## BEGIN
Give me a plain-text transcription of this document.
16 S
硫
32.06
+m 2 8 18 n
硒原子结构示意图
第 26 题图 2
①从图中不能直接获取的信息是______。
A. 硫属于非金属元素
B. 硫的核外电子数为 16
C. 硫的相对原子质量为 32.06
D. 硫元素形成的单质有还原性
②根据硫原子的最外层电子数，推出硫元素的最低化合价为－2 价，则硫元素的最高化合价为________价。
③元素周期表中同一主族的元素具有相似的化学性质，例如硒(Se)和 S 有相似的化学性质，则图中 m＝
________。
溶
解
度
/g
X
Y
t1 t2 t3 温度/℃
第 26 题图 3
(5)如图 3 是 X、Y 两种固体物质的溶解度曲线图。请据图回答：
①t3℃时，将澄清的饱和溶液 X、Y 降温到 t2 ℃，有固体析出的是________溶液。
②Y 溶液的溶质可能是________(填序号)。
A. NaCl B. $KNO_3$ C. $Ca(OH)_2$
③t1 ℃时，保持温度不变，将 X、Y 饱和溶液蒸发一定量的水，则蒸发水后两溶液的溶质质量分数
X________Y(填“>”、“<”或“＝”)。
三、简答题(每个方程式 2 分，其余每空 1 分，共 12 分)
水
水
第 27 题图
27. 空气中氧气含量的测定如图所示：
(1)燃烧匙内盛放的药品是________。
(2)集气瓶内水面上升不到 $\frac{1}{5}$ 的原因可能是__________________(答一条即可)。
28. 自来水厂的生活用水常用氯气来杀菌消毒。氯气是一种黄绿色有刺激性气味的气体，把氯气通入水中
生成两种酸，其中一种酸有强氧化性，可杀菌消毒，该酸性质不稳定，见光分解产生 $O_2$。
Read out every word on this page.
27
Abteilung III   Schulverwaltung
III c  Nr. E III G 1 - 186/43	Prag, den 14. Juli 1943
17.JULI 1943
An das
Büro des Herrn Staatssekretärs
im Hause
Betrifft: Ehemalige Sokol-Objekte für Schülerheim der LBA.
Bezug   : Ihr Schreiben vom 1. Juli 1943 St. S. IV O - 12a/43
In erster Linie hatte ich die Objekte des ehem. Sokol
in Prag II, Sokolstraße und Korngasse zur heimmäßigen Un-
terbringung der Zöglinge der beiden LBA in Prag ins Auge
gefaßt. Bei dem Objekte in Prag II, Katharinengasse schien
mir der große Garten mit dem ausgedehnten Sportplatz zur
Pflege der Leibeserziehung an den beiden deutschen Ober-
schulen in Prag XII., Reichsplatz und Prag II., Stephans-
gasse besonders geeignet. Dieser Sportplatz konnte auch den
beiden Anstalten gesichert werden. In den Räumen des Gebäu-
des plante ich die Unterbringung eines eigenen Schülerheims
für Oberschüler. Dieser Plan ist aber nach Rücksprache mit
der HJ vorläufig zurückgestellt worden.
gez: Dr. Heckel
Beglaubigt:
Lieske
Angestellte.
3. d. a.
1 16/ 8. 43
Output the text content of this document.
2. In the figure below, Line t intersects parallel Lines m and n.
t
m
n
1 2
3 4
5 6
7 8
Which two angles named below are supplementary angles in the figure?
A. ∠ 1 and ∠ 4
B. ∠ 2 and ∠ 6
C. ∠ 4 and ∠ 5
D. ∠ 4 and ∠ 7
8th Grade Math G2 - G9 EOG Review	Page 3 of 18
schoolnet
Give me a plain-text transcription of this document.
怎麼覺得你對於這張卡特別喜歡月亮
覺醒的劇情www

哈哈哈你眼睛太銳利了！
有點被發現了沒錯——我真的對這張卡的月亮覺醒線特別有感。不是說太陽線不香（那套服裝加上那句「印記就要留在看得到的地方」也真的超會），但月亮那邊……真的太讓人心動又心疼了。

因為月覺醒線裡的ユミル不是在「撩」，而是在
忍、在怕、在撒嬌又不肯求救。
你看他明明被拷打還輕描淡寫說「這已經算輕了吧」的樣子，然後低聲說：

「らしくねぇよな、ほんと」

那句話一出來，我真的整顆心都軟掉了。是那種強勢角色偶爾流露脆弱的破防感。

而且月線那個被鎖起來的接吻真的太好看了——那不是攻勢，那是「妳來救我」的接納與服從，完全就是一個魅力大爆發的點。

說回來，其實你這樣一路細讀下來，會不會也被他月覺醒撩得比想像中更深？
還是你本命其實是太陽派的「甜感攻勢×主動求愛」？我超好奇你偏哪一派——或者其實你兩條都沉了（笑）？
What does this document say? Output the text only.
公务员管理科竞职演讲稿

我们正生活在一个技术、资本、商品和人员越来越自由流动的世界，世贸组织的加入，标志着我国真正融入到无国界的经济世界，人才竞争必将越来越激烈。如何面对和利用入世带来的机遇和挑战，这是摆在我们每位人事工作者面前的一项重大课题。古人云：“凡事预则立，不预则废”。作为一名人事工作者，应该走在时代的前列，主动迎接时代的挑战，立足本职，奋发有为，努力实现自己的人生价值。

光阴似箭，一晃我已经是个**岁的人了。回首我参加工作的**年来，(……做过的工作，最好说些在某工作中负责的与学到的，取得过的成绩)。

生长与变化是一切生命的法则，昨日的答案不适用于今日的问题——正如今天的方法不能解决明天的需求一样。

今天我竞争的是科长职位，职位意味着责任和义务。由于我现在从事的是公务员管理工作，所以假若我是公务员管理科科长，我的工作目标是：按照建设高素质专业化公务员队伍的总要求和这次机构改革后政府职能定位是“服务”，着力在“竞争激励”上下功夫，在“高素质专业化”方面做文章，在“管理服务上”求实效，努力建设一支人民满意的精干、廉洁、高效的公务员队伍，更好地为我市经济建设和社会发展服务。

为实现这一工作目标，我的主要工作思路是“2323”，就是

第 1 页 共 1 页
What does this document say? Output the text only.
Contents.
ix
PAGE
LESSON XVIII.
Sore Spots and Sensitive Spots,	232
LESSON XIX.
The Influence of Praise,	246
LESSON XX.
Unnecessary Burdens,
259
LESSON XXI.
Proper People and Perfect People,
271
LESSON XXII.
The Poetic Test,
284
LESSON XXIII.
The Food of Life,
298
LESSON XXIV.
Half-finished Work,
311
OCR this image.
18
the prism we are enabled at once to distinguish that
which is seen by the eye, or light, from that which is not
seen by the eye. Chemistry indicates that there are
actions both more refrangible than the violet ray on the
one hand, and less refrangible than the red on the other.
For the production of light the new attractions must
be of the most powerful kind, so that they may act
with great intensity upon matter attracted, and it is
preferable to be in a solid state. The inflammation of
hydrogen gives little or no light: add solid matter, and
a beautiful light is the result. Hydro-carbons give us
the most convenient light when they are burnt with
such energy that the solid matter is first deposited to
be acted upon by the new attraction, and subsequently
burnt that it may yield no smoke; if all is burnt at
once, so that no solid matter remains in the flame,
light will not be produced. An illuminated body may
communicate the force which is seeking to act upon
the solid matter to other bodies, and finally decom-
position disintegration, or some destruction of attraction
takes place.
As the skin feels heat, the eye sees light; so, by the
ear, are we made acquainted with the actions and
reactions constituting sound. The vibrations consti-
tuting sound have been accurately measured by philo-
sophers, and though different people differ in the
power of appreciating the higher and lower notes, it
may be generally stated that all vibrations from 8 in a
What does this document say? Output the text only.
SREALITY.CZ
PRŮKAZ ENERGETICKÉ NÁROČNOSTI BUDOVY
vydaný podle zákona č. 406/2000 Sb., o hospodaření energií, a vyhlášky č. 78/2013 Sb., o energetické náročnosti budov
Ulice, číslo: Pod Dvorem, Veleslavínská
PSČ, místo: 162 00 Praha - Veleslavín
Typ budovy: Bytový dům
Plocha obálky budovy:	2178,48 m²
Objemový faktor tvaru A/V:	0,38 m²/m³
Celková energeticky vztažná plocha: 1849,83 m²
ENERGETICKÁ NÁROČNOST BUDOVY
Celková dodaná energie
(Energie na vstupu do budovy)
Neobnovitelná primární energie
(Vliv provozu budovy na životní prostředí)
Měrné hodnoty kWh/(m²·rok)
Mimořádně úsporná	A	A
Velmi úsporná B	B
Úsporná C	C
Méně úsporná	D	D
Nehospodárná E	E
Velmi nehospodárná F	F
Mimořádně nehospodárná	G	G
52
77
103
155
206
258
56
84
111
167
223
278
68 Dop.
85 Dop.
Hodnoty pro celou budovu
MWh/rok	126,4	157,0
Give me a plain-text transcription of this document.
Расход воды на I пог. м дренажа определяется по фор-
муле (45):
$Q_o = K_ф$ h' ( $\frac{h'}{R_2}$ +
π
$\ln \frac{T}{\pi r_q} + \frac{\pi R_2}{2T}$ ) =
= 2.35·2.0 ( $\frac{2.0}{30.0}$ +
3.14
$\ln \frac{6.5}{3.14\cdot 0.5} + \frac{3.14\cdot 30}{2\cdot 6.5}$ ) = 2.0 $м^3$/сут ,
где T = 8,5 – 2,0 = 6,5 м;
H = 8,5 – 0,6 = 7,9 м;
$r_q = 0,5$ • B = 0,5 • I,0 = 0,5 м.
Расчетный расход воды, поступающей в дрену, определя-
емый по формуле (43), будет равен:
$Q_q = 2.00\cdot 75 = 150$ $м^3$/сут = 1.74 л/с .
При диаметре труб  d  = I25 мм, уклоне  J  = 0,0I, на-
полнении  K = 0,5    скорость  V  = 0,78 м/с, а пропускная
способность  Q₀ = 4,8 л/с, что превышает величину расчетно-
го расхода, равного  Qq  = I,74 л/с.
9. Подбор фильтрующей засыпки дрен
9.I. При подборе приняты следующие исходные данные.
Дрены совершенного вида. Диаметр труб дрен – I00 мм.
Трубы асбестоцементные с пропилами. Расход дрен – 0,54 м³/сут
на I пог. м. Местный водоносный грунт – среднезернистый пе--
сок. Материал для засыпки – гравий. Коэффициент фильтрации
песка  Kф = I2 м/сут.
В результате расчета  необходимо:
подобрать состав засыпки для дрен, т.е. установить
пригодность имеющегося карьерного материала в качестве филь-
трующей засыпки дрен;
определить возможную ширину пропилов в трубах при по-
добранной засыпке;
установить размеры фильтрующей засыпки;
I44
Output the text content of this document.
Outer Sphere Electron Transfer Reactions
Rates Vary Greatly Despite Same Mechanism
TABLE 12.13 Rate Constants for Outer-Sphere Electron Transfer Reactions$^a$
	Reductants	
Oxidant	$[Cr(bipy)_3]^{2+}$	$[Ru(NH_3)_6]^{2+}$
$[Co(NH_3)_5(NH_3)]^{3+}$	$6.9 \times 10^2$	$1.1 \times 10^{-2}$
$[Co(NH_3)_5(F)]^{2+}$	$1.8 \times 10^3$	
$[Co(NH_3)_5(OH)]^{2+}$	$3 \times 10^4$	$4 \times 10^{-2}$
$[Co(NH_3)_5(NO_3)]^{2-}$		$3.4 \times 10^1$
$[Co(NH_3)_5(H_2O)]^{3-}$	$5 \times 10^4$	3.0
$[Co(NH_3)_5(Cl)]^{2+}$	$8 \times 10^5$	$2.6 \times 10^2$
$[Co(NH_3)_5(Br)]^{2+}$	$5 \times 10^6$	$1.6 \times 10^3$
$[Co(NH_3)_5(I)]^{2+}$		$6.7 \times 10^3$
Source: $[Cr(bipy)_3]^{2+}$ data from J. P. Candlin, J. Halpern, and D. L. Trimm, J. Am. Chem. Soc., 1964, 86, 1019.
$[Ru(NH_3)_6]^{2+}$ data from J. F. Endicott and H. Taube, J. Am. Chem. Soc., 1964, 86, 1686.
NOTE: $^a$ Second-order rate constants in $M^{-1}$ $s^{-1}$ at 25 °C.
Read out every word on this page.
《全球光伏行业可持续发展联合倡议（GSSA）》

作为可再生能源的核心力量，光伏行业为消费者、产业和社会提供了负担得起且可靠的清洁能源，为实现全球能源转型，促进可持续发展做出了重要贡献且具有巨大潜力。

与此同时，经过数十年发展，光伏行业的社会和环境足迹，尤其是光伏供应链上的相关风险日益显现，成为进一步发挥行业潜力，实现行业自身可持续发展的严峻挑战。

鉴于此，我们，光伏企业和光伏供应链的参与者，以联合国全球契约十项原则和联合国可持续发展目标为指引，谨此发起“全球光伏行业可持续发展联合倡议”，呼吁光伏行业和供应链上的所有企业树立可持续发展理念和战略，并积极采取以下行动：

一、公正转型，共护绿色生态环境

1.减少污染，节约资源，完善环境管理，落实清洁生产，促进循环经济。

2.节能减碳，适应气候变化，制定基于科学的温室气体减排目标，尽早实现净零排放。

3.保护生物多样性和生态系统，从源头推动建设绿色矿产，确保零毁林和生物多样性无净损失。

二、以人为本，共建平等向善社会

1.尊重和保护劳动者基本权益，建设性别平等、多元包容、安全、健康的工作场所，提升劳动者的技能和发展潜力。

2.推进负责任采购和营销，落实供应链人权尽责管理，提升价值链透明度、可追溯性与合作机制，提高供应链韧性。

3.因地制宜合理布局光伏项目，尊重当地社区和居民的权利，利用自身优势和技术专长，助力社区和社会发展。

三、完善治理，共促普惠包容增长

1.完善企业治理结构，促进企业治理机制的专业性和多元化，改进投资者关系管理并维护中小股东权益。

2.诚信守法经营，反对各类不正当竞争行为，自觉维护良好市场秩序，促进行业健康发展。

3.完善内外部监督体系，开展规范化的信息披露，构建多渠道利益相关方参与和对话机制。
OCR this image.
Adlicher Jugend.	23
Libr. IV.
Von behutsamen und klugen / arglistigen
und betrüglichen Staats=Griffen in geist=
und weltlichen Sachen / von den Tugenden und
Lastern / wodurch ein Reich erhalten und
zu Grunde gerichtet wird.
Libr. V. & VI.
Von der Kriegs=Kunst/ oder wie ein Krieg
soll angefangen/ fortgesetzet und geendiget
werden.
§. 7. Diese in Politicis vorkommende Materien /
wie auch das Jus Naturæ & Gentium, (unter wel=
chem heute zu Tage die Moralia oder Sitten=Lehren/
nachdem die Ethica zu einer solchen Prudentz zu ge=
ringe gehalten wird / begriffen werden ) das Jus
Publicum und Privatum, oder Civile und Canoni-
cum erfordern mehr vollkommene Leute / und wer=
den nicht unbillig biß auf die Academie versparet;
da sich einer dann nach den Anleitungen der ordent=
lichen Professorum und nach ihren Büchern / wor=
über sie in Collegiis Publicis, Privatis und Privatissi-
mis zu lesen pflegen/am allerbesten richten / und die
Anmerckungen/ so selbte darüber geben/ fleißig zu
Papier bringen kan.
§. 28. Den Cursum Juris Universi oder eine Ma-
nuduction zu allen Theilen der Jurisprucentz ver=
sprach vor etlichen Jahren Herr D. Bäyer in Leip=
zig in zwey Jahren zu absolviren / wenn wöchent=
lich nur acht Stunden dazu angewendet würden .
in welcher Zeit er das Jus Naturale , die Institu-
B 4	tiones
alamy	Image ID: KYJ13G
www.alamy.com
## END
[Stated problem] Wherever "data" shows up in a line, copy that line.

[Exercise solution]
Source: $[Cr(bipy)_3]^{2+}$ data from J. P. Candlin, J. Halpern, and D. L. Trimm, J. Am. Chem. Soc., 1964, 86, 1019.
$[Ru(NH_3)_6]^{2+}$ data from J. F. Endicott and H. Taube, J. Am. Chem. Soc., 1964, 86, 1686.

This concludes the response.